• Problem details: Set the following entries down again exactly, line by line.

• Provided entries:
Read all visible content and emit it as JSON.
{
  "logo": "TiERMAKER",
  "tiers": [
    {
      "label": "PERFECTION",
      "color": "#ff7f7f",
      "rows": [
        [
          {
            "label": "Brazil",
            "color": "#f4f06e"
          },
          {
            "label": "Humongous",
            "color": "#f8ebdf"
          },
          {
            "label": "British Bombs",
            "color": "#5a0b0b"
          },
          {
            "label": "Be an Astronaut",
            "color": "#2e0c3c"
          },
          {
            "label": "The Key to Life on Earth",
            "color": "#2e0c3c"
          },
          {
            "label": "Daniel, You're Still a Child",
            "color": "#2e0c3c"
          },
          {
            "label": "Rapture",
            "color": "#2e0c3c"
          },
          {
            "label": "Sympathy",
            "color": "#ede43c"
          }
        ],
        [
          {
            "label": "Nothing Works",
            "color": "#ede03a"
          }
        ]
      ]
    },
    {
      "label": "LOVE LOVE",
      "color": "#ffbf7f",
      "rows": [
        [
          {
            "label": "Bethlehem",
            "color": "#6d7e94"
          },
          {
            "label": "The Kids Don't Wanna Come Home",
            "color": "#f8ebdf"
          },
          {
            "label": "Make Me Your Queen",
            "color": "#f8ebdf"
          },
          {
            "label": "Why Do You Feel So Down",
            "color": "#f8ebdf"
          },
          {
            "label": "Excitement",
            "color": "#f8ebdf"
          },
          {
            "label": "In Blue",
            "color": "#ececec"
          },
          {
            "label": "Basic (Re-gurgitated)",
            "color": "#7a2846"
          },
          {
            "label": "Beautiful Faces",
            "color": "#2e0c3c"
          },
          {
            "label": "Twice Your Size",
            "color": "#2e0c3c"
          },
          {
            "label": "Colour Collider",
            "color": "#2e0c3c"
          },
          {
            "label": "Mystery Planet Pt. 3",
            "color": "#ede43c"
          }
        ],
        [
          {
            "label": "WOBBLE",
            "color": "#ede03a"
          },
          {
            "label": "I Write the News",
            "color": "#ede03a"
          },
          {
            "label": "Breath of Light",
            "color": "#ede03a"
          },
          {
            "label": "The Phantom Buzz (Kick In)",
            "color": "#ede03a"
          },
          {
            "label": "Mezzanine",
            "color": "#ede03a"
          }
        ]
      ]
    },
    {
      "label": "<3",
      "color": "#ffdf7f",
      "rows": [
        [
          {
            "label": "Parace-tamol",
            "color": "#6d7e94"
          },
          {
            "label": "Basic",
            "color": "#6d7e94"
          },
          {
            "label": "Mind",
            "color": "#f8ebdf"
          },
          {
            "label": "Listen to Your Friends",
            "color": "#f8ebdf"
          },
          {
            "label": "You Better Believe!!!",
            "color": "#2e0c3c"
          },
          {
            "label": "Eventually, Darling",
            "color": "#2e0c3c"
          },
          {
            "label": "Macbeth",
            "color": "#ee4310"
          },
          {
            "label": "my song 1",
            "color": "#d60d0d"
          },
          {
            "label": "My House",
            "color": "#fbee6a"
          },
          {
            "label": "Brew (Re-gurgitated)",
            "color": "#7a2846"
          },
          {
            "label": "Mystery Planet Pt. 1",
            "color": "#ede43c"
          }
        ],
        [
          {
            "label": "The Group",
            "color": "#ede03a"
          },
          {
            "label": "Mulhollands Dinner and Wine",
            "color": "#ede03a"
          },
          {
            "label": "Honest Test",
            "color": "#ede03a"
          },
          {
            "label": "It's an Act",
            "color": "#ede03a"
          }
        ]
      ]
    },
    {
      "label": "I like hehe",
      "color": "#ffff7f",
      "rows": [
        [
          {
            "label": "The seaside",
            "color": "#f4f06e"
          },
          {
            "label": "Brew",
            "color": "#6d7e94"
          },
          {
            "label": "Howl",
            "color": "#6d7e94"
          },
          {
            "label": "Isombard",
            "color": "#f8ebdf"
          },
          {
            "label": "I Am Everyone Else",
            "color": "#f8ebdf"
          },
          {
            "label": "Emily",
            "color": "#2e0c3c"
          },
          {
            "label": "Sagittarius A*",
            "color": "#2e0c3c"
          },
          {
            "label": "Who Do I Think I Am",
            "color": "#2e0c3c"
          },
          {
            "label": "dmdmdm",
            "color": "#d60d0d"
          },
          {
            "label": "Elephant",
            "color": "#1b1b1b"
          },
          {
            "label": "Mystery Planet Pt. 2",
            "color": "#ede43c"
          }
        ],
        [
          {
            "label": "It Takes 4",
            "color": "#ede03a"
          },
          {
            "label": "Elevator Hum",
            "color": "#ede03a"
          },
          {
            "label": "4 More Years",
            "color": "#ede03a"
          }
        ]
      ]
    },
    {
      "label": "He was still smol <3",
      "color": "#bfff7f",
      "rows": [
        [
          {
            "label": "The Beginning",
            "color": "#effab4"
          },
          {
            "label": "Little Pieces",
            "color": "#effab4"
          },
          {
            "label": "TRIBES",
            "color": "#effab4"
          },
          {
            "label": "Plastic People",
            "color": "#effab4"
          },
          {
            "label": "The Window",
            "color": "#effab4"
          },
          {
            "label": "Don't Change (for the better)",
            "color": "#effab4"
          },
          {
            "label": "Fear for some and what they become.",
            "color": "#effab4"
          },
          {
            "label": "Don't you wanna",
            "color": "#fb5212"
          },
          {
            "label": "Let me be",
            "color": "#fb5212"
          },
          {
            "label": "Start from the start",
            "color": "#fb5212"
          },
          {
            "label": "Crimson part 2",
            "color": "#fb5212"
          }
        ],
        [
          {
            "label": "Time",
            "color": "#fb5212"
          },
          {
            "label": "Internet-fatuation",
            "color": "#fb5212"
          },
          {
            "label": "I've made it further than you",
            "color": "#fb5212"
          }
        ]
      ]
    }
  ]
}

• Task response:
Read all visible content and emit it as JSON.
{
  "logo": "TiERMAKER",
  "tiers": [
    {
      "label": "PERFECTION",
      "color": "#ff7f7f",
      "rows": [
        [
          {
            "label": "Brazil",
            "color": "#f4f06e"
          },
          {
            "label": "Humongous",
            "color": "#f8ebdf"
          },
          {
            "label": "British Bombs",
            "color": "#5a0b0b"
          },
          {
            "label": "Be an Astronaut",
            "color": "#2e0c3c"
          },
          {
            "label": "The Key to Life on Earth",
            "color": "#2e0c3c"
          },
          {
            "label": "Daniel, You're Still a Child",
            "color": "#2e0c3c"
          },
          {
            "label": "Rapture",
            "color": "#2e0c3c"
          },
          {
            "label": "Sympathy",
            "color": "#ede43c"
          }
        ],
        [
          {
            "label": "Nothing Works",
            "color": "#ede03a"
          }
        ]
      ]
    },
    {
      "label": "LOVE LOVE",
      "color": "#ffbf7f",
      "rows": [
        [
          {
            "label": "Bethlehem",
            "color": "#6d7e94"
          },
          {
            "label": "The Kids Don't Wanna Come Home",
            "color": "#f8ebdf"
          },
          {
            "label": "Make Me Your Queen",
            "color": "#f8ebdf"
          },
          {
            "label": "Why Do You Feel So Down",
            "color": "#f8ebdf"
          },
          {
            "label": "Excitement",
            "color": "#f8ebdf"
          },
          {
            "label": "In Blue",
            "color": "#ececec"
          },
          {
            "label": "Basic (Re-gurgitated)",
            "color": "#7a2846"
          },
          {
            "label": "Beautiful Faces",
            "color": "#2e0c3c"
          },
          {
            "label": "Twice Your Size",
            "color": "#2e0c3c"
          },
          {
            "label": "Colour Collider",
            "color": "#2e0c3c"
          },
          {
            "label": "Mystery Planet Pt. 3",
            "color": "#ede43c"
          }
        ],
        [
          {
            "label": "WOBBLE",
            "color": "#ede03a"
          },
          {
            "label": "I Write the News",
            "color": "#ede03a"
          },
          {
            "label": "Breath of Light",
            "color": "#ede03a"
          },
          {
            "label": "The Phantom Buzz (Kick In)",
            "color": "#ede03a"
          },
          {
            "label": "Mezzanine",
            "color": "#ede03a"
          }
        ]
      ]
    },
    {
      "label": "<3",
      "color": "#ffdf7f",
      "rows": [
        [
          {
            "label": "Parace-tamol",
            "color": "#6d7e94"
          },
          {
            "label": "Basic",
            "color": "#6d7e94"
          },
          {
            "label": "Mind",
            "color": "#f8ebdf"
          },
          {
            "label": "Listen to Your Friends",
            "color": "#f8ebdf"
          },
          {
            "label": "You Better Believe!!!",
            "color": "#2e0c3c"
          },
          {
            "label": "Eventually, Darling",
            "color": "#2e0c3c"
          },
          {
            "label": "Macbeth",
            "color": "#ee4310"
          },
          {
            "label": "my song 1",
            "color": "#d60d0d"
          },
          {
            "label": "My House",
            "color": "#fbee6a"
          },
          {
            "label": "Brew (Re-gurgitated)",
            "color": "#7a2846"
          },
          {
            "label": "Mystery Planet Pt. 1",
            "color": "#ede43c"
          }
        ],
        [
          {
            "label": "The Group",
            "color": "#ede03a"
          },
          {
            "label": "Mulhollands Dinner and Wine",
            "color": "#ede03a"
          },
          {
            "label": "Honest Test",
            "color": "#ede03a"
          },
          {
            "label": "It's an Act",
            "color": "#ede03a"
          }
        ]
      ]
    },
    {
      "label": "I like hehe",
      "color": "#ffff7f",
      "rows": [
        [
          {
            "label": "The seaside",
            "color": "#f4f06e"
          },
          {
            "label": "Brew",
            "color": "#6d7e94"
          },
          {
            "label": "Howl",
            "color": "#6d7e94"
          },
          {
            "label": "Isombard",
            "color": "#f8ebdf"
          },
          {
            "label": "I Am Everyone Else",
            "color": "#f8ebdf"
          },
          {
            "label": "Emily",
            "color": "#2e0c3c"
          },
          {
            "label": "Sagittarius A*",
            "color": "#2e0c3c"
          },
          {
            "label": "Who Do I Think I Am",
            "color": "#2e0c3c"
          },
          {
            "label": "dmdmdm",
            "color": "#d60d0d"
          },
          {
            "label": "Elephant",
            "color": "#1b1b1b"
          },
          {
            "label": "Mystery Planet Pt. 2",
            "color": "#ede43c"
          }
        ],
        [
          {
            "label": "It Takes 4",
            "color": "#ede03a"
          },
          {
            "label": "Elevator Hum",
            "color": "#ede03a"
          },
          {
            "label": "4 More Years",
            "color": "#ede03a"
          }
        ]
      ]
    },
    {
      "label": "He was still smol <3",
      "color": "#bfff7f",
      "rows": [
        [
          {
            "label": "The Beginning",
            "color": "#effab4"
          },
          {
            "label": "Little Pieces",
            "color": "#effab4"
          },
          {
            "label": "TRIBES",
            "color": "#effab4"
          },
          {
            "label": "Plastic People",
            "color": "#effab4"
          },
          {
            "label": "The Window",
            "color": "#effab4"
          },
          {
            "label": "Don't Change (for the better)",
            "color": "#effab4"
          },
          {
            "label": "Fear for some and what they become.",
            "color": "#effab4"
          },
          {
            "label": "Don't you wanna",
            "color": "#fb5212"
          },
          {
            "label": "Let me be",
            "color": "#fb5212"
          },
          {
            "label": "Start from the start",
            "color": "#fb5212"
          },
          {
            "label": "Crimson part 2",
            "color": "#fb5212"
          }
        ],
        [
          {
            "label": "Time",
            "color": "#fb5212"
          },
          {
            "label": "Internet-fatuation",
            "color": "#fb5212"
          },
          {
            "label": "I've made it further than you",
            "color": "#fb5212"
          }
        ]
      ]
    }
  ]
}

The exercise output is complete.